**EXERCISE DIRECTIONS**
Repeat, word for word, every line from the line holding "What's the underlying" through the final line of the entries below. Skip all pictures.

**INPUT**
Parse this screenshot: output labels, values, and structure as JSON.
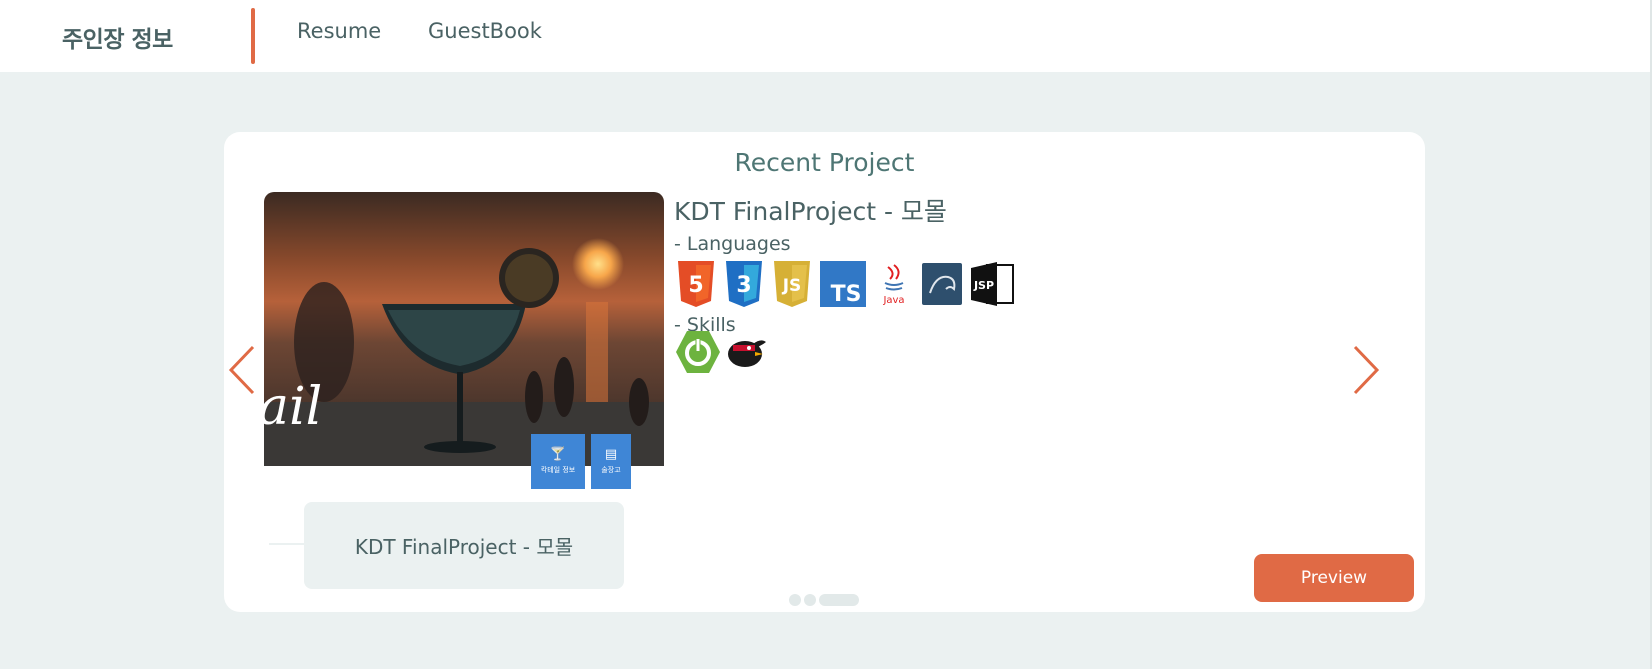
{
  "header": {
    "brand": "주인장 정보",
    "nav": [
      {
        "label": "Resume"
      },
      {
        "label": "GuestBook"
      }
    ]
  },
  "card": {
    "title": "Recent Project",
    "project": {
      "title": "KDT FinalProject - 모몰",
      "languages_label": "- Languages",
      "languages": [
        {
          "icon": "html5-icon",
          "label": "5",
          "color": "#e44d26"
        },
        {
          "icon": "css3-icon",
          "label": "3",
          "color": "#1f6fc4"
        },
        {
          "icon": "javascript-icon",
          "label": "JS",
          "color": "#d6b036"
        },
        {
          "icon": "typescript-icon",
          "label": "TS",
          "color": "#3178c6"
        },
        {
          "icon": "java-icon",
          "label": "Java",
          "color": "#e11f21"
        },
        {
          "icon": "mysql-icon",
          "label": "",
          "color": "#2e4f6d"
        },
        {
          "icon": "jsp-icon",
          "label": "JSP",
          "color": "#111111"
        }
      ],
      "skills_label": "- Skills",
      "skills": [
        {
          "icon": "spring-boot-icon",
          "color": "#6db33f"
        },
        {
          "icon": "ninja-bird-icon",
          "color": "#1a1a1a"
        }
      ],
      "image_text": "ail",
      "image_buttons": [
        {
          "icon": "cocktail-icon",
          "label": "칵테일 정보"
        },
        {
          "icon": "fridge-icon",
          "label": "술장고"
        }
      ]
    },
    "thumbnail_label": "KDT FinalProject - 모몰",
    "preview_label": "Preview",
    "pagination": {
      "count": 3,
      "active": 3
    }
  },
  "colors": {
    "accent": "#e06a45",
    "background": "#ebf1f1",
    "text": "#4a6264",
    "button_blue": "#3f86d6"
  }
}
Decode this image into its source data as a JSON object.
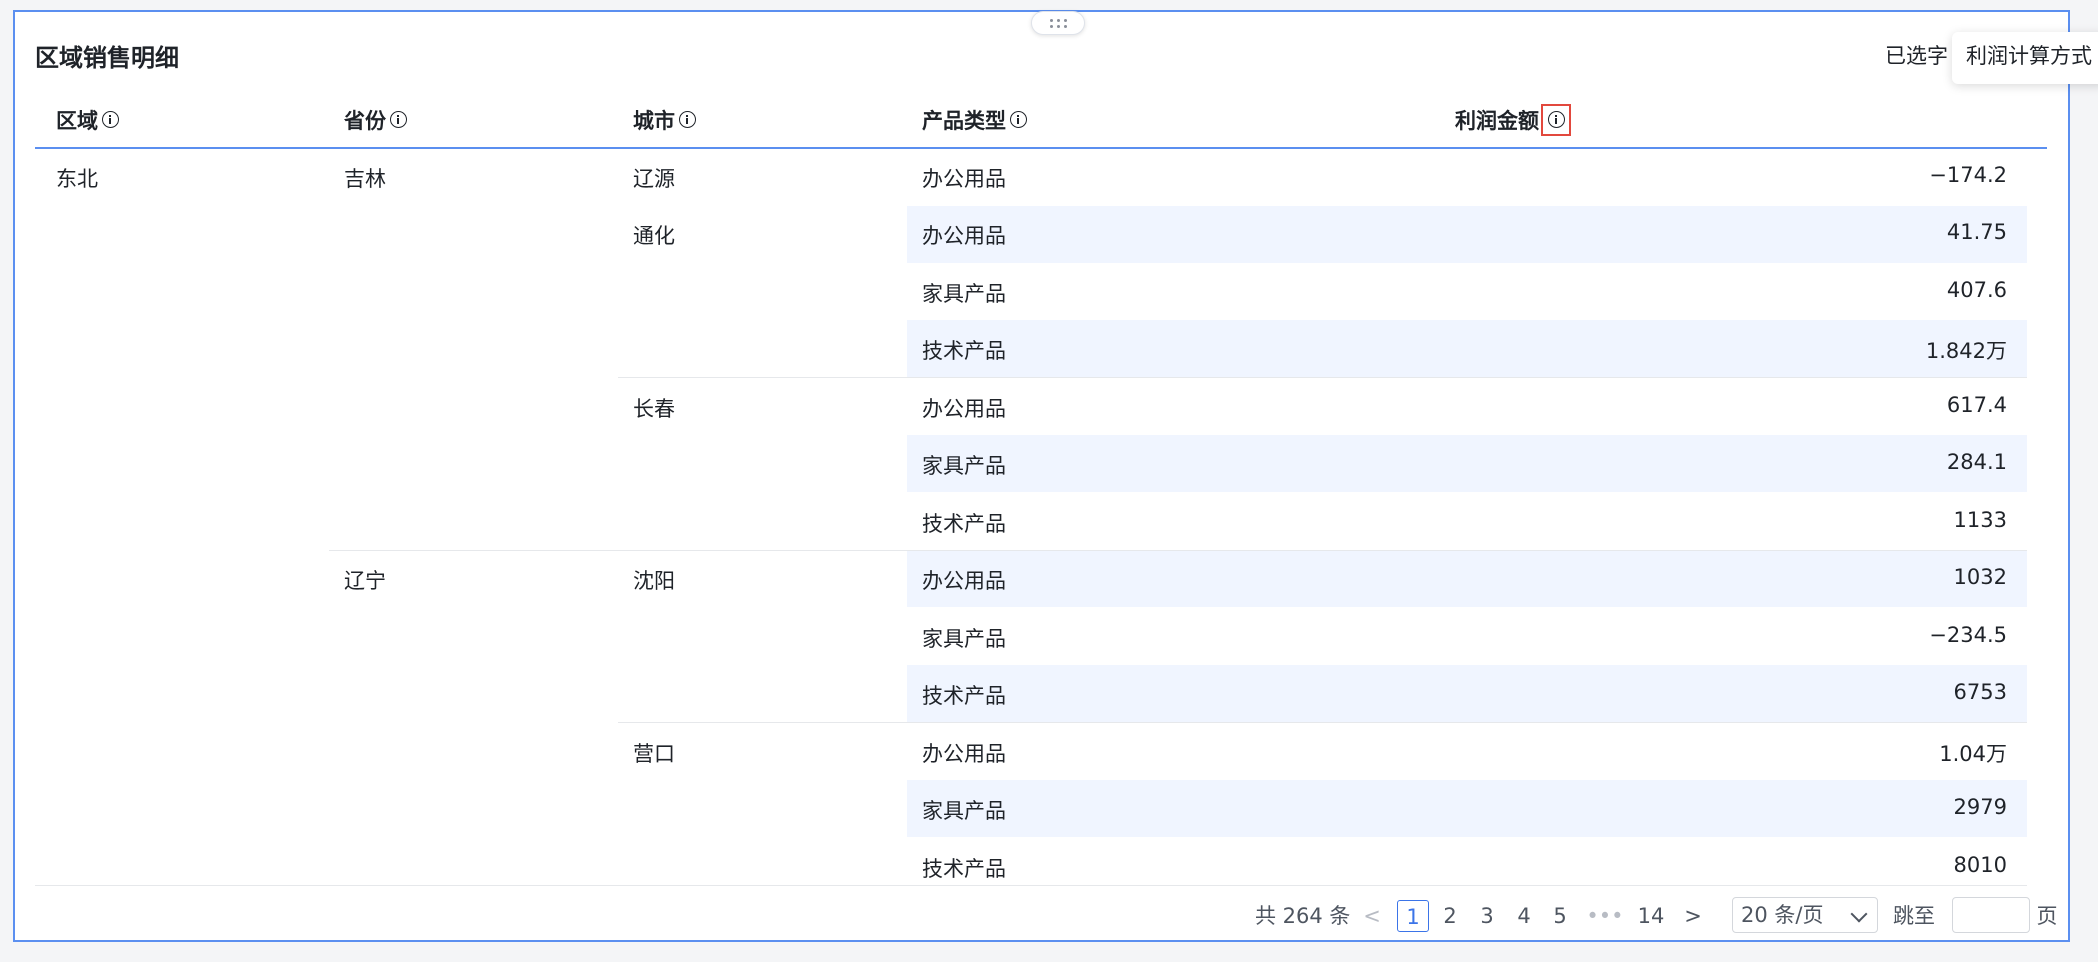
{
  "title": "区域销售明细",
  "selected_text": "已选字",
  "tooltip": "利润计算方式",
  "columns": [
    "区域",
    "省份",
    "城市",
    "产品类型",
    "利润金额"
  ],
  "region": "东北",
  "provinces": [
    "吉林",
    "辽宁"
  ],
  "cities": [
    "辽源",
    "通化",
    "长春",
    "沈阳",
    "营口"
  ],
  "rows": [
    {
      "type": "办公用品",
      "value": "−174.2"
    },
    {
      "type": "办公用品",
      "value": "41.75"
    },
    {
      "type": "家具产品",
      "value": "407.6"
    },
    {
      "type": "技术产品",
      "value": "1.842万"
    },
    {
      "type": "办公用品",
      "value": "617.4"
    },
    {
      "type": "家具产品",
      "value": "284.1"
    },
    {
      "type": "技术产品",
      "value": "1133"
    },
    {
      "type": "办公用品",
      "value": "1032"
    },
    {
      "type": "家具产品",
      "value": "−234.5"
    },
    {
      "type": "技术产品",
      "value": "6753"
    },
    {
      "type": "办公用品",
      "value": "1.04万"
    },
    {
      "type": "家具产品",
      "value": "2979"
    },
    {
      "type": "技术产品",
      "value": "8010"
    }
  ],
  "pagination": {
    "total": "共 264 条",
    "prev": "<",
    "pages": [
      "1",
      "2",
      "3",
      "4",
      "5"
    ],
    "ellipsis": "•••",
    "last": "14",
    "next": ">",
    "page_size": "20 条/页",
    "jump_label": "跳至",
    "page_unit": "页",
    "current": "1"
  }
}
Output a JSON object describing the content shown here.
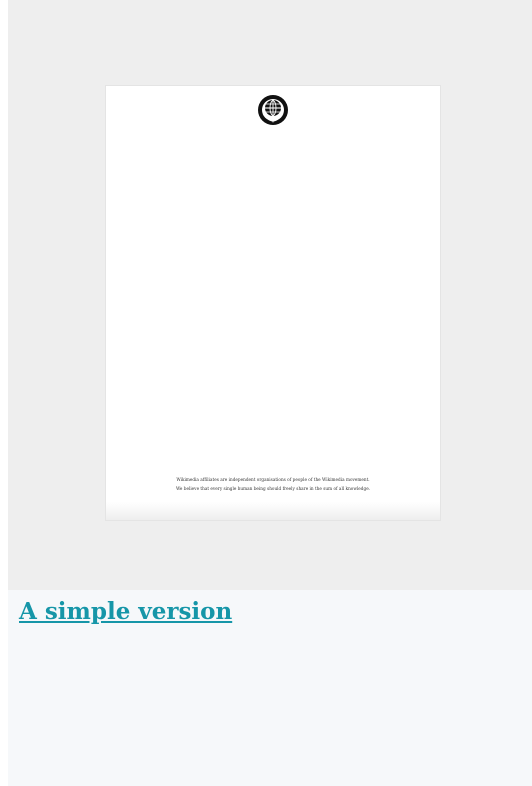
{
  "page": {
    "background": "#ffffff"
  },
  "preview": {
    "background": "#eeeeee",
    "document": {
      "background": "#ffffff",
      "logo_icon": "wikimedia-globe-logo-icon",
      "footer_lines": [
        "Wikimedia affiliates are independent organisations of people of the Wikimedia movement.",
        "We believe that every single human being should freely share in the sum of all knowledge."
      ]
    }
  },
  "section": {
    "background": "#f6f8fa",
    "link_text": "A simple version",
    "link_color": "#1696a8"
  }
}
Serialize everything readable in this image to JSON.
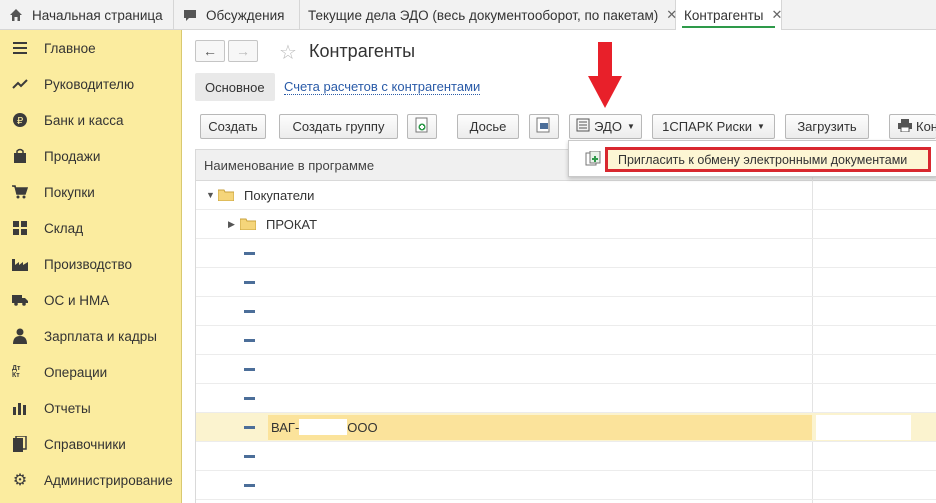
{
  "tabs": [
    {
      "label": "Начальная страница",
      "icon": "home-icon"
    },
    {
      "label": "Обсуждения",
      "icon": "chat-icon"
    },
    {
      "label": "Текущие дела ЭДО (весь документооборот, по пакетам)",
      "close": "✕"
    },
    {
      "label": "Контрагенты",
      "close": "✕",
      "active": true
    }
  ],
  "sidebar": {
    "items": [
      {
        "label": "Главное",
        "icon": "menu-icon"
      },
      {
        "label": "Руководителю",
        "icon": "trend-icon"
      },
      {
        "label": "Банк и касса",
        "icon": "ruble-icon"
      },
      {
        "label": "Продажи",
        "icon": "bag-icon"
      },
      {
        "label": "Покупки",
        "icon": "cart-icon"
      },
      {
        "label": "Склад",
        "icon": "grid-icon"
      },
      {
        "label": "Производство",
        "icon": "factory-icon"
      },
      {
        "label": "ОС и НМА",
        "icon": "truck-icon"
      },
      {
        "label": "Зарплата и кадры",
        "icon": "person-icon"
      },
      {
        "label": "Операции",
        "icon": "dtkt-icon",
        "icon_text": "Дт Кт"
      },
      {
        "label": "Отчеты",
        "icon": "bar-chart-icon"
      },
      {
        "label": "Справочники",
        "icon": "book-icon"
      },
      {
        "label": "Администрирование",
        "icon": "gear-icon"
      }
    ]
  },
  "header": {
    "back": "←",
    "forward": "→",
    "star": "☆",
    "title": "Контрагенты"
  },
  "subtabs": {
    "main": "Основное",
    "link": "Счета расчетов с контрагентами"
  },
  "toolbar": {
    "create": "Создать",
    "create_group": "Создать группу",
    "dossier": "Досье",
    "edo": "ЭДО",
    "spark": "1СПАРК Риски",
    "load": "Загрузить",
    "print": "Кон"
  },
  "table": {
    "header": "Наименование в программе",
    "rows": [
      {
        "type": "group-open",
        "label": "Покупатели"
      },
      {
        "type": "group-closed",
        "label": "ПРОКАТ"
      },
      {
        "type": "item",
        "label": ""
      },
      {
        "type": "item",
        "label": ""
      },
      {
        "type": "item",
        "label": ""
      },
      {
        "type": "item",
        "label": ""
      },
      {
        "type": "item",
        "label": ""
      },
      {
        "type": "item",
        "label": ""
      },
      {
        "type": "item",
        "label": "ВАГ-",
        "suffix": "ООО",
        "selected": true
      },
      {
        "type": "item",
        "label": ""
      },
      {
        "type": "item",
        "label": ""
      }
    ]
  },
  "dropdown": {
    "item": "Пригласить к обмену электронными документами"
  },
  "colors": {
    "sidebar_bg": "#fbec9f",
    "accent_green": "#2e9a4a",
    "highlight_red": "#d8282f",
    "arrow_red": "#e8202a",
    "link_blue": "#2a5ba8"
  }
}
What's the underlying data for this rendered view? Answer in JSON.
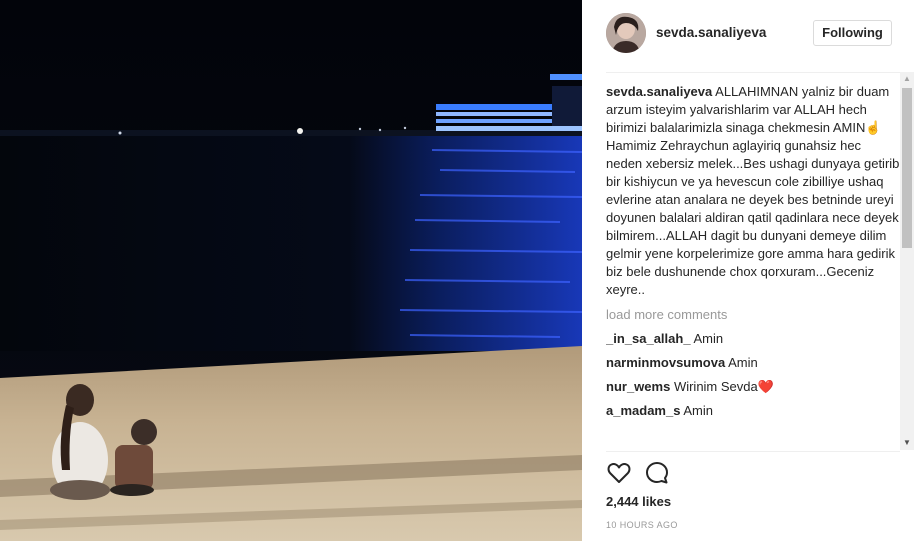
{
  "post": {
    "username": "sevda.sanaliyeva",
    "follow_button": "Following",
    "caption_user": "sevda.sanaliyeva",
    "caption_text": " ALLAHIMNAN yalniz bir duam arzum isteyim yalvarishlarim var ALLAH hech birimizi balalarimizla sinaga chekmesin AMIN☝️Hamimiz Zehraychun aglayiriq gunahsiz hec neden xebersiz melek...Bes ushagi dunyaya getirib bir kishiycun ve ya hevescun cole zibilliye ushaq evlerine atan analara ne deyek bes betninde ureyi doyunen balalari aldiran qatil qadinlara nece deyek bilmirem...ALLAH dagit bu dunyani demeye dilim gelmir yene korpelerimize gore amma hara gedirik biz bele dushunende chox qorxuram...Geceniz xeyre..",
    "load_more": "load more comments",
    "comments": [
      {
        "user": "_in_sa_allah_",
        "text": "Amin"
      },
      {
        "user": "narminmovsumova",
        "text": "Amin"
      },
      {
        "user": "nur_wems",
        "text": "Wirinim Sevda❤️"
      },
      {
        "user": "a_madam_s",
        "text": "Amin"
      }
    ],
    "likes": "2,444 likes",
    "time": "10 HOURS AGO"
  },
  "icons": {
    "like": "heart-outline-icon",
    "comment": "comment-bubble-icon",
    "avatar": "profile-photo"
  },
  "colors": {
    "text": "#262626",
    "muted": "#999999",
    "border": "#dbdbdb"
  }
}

**TASK ANSWER**
What's the underlying data for this rendered view? Answer in JSON.
{
  "post": {
    "username": "sevda.sanaliyeva",
    "follow_button": "Following",
    "caption_user": "sevda.sanaliyeva",
    "caption_text": " ALLAHIMNAN yalniz bir duam arzum isteyim yalvarishlarim var ALLAH hech birimizi balalarimizla sinaga chekmesin AMIN☝️Hamimiz Zehraychun aglayiriq gunahsiz hec neden xebersiz melek...Bes ushagi dunyaya getirib bir kishiycun ve ya hevescun cole zibilliye ushaq evlerine atan analara ne deyek bes betninde ureyi doyunen balalari aldiran qatil qadinlara nece deyek bilmirem...ALLAH dagit bu dunyani demeye dilim gelmir yene korpelerimize gore amma hara gedirik biz bele dushunende chox qorxuram...Geceniz xeyre..",
    "load_more": "load more comments",
    "comments": [
      {
        "user": "_in_sa_allah_",
        "text": "Amin"
      },
      {
        "user": "narminmovsumova",
        "text": "Amin"
      },
      {
        "user": "nur_wems",
        "text": "Wirinim Sevda❤️"
      },
      {
        "user": "a_madam_s",
        "text": "Amin"
      }
    ],
    "likes": "2,444 likes",
    "time": "10 HOURS AGO"
  },
  "icons": {
    "like": "heart-outline-icon",
    "comment": "comment-bubble-icon",
    "avatar": "profile-photo"
  },
  "colors": {
    "text": "#262626",
    "muted": "#999999",
    "border": "#dbdbdb"
  }
}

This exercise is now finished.